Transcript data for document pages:
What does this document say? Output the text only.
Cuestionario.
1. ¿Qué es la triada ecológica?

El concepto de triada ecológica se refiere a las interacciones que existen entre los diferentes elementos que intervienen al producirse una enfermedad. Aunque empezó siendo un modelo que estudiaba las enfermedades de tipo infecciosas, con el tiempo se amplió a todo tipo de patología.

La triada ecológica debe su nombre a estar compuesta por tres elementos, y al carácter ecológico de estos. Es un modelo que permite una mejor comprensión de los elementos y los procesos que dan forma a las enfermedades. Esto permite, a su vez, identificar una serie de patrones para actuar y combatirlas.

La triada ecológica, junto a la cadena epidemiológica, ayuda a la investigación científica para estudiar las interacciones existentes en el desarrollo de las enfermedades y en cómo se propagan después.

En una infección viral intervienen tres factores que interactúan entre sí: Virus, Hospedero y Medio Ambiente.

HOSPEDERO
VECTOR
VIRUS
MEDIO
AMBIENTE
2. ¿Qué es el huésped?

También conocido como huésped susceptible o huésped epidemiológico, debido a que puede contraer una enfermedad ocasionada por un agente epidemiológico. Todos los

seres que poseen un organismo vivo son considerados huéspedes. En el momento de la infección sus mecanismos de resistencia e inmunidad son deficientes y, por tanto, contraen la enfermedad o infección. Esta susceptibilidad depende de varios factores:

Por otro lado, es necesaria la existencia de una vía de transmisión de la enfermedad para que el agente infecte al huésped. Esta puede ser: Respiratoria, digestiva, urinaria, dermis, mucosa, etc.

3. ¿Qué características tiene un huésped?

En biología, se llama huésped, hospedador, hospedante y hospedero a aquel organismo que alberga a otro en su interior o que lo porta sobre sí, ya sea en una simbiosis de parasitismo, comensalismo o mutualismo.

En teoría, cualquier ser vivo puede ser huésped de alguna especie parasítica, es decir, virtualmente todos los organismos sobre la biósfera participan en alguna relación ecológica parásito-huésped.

**The problem:** Read the entries and show each line that mentions "otro".

**Task output:**
Por otro lado, es necesaria la existencia de una vía de transmisión de la enfermedad para que el agente infecte al huésped. Esta puede ser: Respiratoria, digestiva, urinaria, dermis, mucosa, etc.
En biología, se llama huésped, hospedador, hospedante y hospedero a aquel organismo que alberga a otro en su interior o que lo porta sobre sí, ya sea en una simbiosis de parasitismo, comensalismo o mutualismo.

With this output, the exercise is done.